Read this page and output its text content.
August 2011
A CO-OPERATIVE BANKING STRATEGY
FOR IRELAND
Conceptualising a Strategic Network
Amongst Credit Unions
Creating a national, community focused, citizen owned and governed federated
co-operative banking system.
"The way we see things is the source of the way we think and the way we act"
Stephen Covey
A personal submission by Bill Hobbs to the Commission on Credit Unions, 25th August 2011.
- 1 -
——————————
Please reproduce each record precisely as written.

Read this page and output its text content.
August 2011
A CO-OPERATIVE BANKING STRATEGY
FOR IRELAND
Conceptualising a Strategic Network
Amongst Credit Unions
Creating a national, community focused, citizen owned and governed federated
co-operative banking system.
"The way we see things is the source of the way we think and the way we act"
Stephen Covey
A personal submission by Bill Hobbs to the Commission on Credit Unions, 25th August 2011.
- 1 -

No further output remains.